Data supplied >>

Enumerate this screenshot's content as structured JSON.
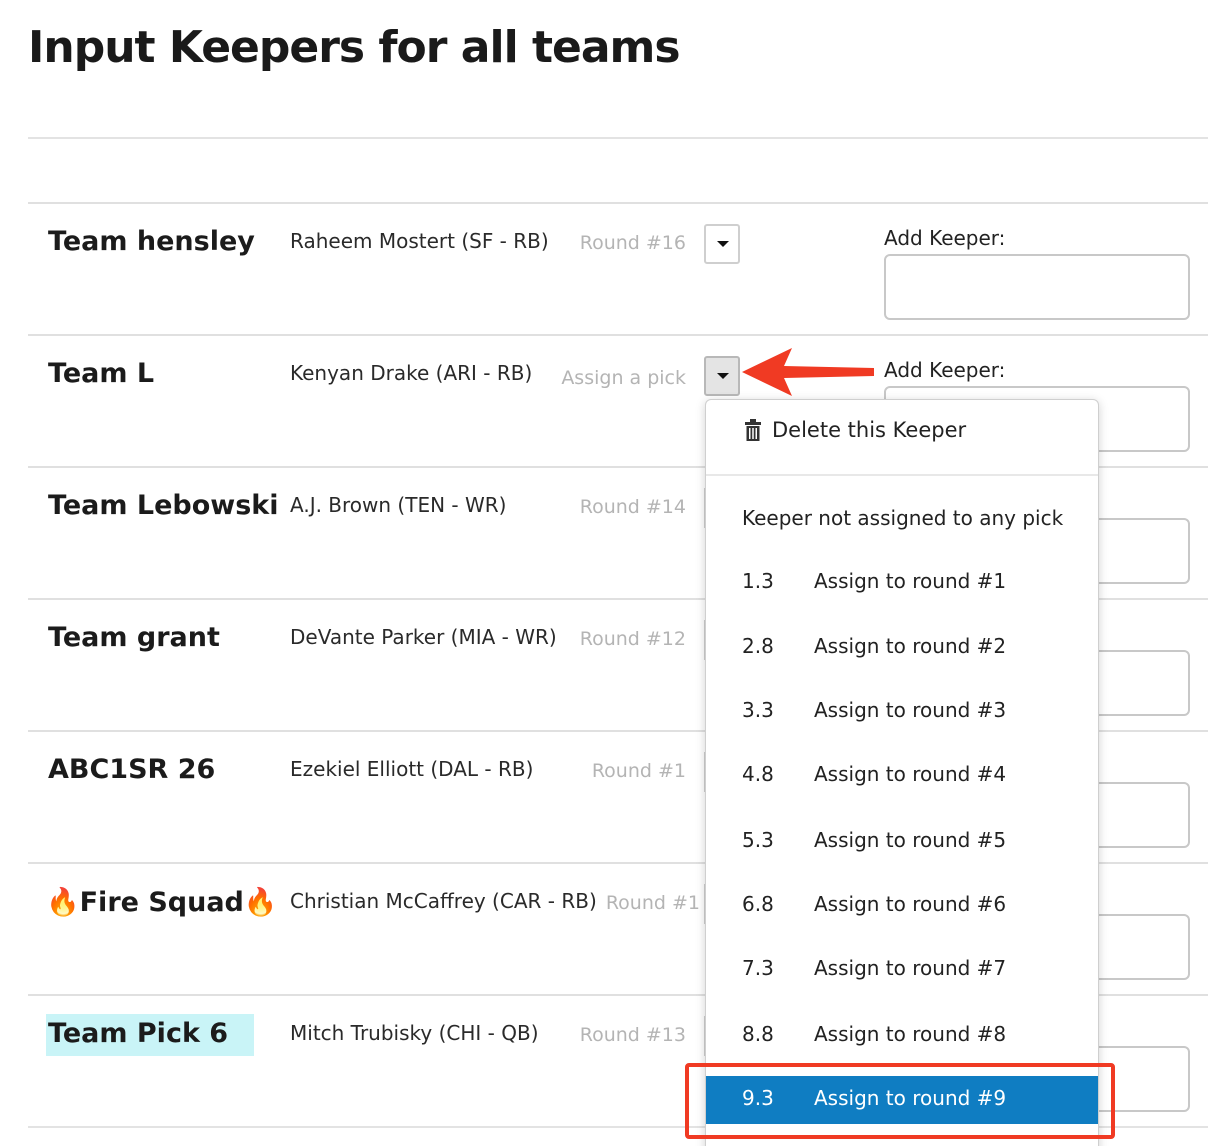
{
  "page": {
    "title": "Input Keepers for all teams"
  },
  "teams": [
    {
      "name": "Team hensley",
      "player": "Raheem Mostert (SF - RB)",
      "round": "Round #16",
      "add_label": "Add Keeper:"
    },
    {
      "name": "Team L",
      "player": "Kenyan Drake (ARI - RB)",
      "round": "Assign a pick",
      "add_label": "Add Keeper:"
    },
    {
      "name": "Team Lebowski",
      "player": "A.J. Brown (TEN - WR)",
      "round": "Round #14"
    },
    {
      "name": "Team grant",
      "player": "DeVante Parker (MIA - WR)",
      "round": "Round #12"
    },
    {
      "name": "ABC1SR 26",
      "player": "Ezekiel Elliott (DAL - RB)",
      "round": "Round #1"
    },
    {
      "name": "🔥Fire Squad🔥",
      "player": "Christian McCaffrey (CAR - RB)",
      "round": "Round #1"
    },
    {
      "name": "Team Pick 6",
      "player": "Mitch Trubisky (CHI - QB)",
      "round": "Round #13"
    }
  ],
  "menu": {
    "delete_label": "Delete this Keeper",
    "unassigned_label": "Keeper not assigned to any pick",
    "items": [
      {
        "pick": "1.3",
        "label": "Assign to round #1"
      },
      {
        "pick": "2.8",
        "label": "Assign to round #2"
      },
      {
        "pick": "3.3",
        "label": "Assign to round #3"
      },
      {
        "pick": "4.8",
        "label": "Assign to round #4"
      },
      {
        "pick": "5.3",
        "label": "Assign to round #5"
      },
      {
        "pick": "6.8",
        "label": "Assign to round #6"
      },
      {
        "pick": "7.3",
        "label": "Assign to round #7"
      },
      {
        "pick": "8.8",
        "label": "Assign to round #8"
      },
      {
        "pick": "9.3",
        "label": "Assign to round #9"
      }
    ],
    "selected_index": 8,
    "selected_color": "#0f7dc2"
  },
  "annotations": {
    "arrow_color": "#f03a23",
    "highlight_box_color": "#f03a23",
    "team_highlight_color": "#c9f4f7"
  }
}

Instruction >>
Find out how many lines in the listing contain the string "teams". Give the number alone.

Completed task >>
2